Aim of the task: Spot each line in the records below where the word "using" occurs, then copy it.

────────────────

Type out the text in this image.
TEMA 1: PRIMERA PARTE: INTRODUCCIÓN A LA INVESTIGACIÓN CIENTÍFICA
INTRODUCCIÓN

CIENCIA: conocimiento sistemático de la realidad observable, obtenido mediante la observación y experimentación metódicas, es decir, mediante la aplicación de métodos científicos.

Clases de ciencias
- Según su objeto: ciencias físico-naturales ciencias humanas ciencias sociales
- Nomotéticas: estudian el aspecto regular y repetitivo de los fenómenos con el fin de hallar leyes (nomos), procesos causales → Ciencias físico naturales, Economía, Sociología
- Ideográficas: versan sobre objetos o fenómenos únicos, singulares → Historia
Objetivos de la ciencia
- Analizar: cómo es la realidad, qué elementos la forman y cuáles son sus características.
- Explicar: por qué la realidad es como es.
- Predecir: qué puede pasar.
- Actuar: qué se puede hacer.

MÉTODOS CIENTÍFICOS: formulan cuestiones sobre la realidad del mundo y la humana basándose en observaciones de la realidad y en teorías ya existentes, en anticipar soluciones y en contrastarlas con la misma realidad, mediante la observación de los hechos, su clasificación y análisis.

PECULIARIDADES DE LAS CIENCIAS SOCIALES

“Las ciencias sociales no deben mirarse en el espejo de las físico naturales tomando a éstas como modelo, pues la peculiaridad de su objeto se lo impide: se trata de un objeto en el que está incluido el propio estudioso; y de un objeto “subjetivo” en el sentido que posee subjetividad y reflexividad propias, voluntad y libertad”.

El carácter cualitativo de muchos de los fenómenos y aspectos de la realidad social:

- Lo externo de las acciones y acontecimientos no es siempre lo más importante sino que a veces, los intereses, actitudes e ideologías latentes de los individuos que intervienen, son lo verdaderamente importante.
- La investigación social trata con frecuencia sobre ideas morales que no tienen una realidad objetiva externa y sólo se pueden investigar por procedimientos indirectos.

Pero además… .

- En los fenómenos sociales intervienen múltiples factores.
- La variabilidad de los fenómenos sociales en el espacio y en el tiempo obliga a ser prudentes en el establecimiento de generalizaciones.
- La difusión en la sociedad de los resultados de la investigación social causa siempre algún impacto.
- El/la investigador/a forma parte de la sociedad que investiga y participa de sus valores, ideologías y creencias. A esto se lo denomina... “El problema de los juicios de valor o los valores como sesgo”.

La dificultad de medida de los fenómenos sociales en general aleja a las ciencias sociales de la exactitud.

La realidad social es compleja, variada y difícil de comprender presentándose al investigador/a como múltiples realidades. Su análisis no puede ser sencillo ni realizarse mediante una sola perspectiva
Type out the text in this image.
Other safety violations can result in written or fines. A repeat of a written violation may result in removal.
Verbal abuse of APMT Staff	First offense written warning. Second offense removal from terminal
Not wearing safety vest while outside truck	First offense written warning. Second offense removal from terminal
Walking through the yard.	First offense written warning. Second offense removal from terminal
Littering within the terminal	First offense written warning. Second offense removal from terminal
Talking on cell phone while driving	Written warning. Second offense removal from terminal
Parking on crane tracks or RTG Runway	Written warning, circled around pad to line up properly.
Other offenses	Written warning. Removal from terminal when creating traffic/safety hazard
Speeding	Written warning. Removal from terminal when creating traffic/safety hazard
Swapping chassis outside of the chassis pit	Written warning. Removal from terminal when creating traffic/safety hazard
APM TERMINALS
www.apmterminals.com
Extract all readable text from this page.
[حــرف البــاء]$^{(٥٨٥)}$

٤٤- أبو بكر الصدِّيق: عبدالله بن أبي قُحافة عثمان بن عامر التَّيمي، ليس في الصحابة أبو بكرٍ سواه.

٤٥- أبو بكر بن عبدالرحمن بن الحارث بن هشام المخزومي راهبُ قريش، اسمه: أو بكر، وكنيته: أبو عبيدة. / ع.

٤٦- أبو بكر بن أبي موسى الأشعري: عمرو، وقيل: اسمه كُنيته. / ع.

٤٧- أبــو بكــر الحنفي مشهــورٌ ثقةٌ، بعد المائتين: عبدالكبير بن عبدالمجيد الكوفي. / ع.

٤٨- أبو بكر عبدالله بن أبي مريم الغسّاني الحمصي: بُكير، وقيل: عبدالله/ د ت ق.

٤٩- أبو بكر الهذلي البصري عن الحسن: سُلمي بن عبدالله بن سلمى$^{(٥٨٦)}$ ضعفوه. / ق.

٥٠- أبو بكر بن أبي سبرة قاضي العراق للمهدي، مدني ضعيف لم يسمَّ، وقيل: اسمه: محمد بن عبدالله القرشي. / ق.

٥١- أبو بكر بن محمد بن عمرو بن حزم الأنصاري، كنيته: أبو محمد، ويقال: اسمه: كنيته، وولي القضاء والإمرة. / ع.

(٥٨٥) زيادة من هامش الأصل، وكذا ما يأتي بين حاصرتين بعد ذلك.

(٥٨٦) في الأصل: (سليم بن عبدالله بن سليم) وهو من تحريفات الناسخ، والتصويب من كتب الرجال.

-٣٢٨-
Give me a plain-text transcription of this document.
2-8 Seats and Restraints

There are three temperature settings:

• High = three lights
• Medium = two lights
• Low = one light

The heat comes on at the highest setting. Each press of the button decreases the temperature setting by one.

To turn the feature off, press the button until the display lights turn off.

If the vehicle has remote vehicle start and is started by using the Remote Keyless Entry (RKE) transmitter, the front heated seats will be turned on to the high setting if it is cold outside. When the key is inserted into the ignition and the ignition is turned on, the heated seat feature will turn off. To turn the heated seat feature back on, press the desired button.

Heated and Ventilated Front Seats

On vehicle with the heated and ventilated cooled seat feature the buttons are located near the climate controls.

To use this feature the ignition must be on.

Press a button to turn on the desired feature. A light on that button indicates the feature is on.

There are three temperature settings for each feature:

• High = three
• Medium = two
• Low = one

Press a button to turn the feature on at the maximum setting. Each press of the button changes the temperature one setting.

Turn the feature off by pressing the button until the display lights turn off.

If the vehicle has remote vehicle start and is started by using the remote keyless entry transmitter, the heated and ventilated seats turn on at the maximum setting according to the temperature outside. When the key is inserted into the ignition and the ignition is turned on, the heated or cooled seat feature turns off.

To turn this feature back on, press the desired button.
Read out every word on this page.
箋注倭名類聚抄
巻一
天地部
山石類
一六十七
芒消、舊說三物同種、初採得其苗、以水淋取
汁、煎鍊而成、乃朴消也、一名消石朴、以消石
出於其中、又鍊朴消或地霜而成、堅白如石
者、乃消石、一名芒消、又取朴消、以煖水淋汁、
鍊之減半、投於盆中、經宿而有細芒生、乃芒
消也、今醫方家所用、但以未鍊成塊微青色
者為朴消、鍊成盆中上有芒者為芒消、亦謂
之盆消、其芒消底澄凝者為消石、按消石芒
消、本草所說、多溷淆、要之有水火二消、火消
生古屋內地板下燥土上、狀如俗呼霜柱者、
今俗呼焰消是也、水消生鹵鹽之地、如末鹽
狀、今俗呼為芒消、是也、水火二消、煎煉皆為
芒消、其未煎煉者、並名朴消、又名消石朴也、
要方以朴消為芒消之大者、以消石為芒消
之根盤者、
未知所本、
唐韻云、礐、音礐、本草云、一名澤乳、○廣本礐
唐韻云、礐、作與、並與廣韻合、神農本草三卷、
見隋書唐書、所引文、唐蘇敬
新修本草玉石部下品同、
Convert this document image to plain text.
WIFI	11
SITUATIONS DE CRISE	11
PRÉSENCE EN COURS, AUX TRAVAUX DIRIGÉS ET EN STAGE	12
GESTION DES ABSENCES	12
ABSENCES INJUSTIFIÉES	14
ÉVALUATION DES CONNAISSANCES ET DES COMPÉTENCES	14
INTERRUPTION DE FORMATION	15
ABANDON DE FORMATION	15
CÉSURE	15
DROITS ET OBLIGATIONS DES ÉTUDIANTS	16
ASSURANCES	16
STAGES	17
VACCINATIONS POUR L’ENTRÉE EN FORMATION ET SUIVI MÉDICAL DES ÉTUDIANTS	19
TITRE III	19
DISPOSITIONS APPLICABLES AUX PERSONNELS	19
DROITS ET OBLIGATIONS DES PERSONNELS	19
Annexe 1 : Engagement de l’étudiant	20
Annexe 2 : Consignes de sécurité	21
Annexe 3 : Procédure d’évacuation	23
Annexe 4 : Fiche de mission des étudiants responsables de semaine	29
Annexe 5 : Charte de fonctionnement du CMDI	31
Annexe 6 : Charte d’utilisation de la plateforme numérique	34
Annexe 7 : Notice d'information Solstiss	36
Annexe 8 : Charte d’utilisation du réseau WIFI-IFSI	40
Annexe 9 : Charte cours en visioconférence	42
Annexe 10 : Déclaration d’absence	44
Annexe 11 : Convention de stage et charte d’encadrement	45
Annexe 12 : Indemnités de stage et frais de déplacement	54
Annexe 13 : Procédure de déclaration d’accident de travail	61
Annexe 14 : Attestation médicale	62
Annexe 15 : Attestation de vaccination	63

────────────────

Expected output:
If the vehicle has remote vehicle start and is started by using the Remote Keyless Entry (RKE) transmitter, the front heated seats will be turned on to the high setting if it is cold outside. When the key is inserted into the ignition and the ignition is turned on, the heated seat feature will turn off. To turn the heated seat feature back on, press the desired button.
If the vehicle has remote vehicle start and is started by using the remote keyless entry transmitter, the heated and ventilated seats turn on at the maximum setting according to the temperature outside. When the key is inserted into the ignition and the ignition is turned on, the heated or cooled seat feature turns off.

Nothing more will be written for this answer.